§ **Records for this task**

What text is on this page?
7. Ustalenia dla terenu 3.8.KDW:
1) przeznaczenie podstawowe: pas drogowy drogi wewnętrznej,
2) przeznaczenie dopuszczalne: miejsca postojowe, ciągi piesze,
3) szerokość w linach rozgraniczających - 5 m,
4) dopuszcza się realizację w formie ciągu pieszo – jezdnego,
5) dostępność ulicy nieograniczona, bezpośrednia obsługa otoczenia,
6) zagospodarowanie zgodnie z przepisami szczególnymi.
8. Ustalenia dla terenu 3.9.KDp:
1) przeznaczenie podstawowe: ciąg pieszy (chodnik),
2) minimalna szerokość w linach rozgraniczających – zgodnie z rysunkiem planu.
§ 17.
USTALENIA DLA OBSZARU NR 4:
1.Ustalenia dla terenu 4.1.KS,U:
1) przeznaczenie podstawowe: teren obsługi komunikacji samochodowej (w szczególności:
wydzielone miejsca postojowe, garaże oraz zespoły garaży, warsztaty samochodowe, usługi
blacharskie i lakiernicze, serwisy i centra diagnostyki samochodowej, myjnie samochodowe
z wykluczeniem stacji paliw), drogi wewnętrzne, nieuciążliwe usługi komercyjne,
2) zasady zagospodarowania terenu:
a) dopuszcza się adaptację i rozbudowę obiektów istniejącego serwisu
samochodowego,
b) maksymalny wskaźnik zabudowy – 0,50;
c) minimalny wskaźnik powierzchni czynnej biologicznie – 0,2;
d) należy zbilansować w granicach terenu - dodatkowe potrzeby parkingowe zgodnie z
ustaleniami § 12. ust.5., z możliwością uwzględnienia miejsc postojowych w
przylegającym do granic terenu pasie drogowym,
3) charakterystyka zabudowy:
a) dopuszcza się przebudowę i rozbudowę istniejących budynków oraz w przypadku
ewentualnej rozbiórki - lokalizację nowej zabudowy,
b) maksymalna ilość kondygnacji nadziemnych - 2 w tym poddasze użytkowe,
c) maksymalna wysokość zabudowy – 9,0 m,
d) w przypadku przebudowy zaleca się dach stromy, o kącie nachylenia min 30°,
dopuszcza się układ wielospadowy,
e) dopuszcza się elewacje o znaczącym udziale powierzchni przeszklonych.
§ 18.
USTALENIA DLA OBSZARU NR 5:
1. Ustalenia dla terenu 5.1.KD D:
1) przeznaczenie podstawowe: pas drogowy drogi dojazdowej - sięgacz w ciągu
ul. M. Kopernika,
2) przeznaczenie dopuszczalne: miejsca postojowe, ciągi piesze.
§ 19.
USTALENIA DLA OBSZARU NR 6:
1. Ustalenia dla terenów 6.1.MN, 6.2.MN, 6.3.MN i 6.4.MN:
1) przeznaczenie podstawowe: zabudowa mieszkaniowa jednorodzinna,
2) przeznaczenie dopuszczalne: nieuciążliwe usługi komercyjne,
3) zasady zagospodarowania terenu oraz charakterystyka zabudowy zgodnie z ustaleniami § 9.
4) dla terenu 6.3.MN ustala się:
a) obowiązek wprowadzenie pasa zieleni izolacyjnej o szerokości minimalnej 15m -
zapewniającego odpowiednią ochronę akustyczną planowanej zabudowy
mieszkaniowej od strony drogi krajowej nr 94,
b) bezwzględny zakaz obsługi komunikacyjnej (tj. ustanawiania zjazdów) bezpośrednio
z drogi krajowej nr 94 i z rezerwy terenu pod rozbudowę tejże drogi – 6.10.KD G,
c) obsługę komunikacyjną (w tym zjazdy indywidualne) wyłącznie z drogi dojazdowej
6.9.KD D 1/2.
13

§ **Task prompt**
Write out all the data again, exactly as it appears.

§ **Task answer**
What text is on this page?
7. Ustalenia dla terenu 3.8.KDW:
1) przeznaczenie podstawowe: pas drogowy drogi wewnętrznej,
2) przeznaczenie dopuszczalne: miejsca postojowe, ciągi piesze,
3) szerokość w linach rozgraniczających - 5 m,
4) dopuszcza się realizację w formie ciągu pieszo – jezdnego,
5) dostępność ulicy nieograniczona, bezpośrednia obsługa otoczenia,
6) zagospodarowanie zgodnie z przepisami szczególnymi.
8. Ustalenia dla terenu 3.9.KDp:
1) przeznaczenie podstawowe: ciąg pieszy (chodnik),
2) minimalna szerokość w linach rozgraniczających – zgodnie z rysunkiem planu.
§ 17.
USTALENIA DLA OBSZARU NR 4:
1.Ustalenia dla terenu 4.1.KS,U:
1) przeznaczenie podstawowe: teren obsługi komunikacji samochodowej (w szczególności:
wydzielone miejsca postojowe, garaże oraz zespoły garaży, warsztaty samochodowe, usługi
blacharskie i lakiernicze, serwisy i centra diagnostyki samochodowej, myjnie samochodowe
z wykluczeniem stacji paliw), drogi wewnętrzne, nieuciążliwe usługi komercyjne,
2) zasady zagospodarowania terenu:
a) dopuszcza się adaptację i rozbudowę obiektów istniejącego serwisu
samochodowego,
b) maksymalny wskaźnik zabudowy – 0,50;
c) minimalny wskaźnik powierzchni czynnej biologicznie – 0,2;
d) należy zbilansować w granicach terenu - dodatkowe potrzeby parkingowe zgodnie z
ustaleniami § 12. ust.5., z możliwością uwzględnienia miejsc postojowych w
przylegającym do granic terenu pasie drogowym,
3) charakterystyka zabudowy:
a) dopuszcza się przebudowę i rozbudowę istniejących budynków oraz w przypadku
ewentualnej rozbiórki - lokalizację nowej zabudowy,
b) maksymalna ilość kondygnacji nadziemnych - 2 w tym poddasze użytkowe,
c) maksymalna wysokość zabudowy – 9,0 m,
d) w przypadku przebudowy zaleca się dach stromy, o kącie nachylenia min 30°,
dopuszcza się układ wielospadowy,
e) dopuszcza się elewacje o znaczącym udziale powierzchni przeszklonych.
§ 18.
USTALENIA DLA OBSZARU NR 5:
1. Ustalenia dla terenu 5.1.KD D:
1) przeznaczenie podstawowe: pas drogowy drogi dojazdowej - sięgacz w ciągu
ul. M. Kopernika,
2) przeznaczenie dopuszczalne: miejsca postojowe, ciągi piesze.
§ 19.
USTALENIA DLA OBSZARU NR 6:
1. Ustalenia dla terenów 6.1.MN, 6.2.MN, 6.3.MN i 6.4.MN:
1) przeznaczenie podstawowe: zabudowa mieszkaniowa jednorodzinna,
2) przeznaczenie dopuszczalne: nieuciążliwe usługi komercyjne,
3) zasady zagospodarowania terenu oraz charakterystyka zabudowy zgodnie z ustaleniami § 9.
4) dla terenu 6.3.MN ustala się:
a) obowiązek wprowadzenie pasa zieleni izolacyjnej o szerokości minimalnej 15m -
zapewniającego odpowiednią ochronę akustyczną planowanej zabudowy
mieszkaniowej od strony drogi krajowej nr 94,
b) bezwzględny zakaz obsługi komunikacyjnej (tj. ustanawiania zjazdów) bezpośrednio
z drogi krajowej nr 94 i z rezerwy terenu pod rozbudowę tejże drogi – 6.10.KD G,
c) obsługę komunikacyjną (w tym zjazdy indywidualne) wyłącznie z drogi dojazdowej
6.9.KD D 1/2.
13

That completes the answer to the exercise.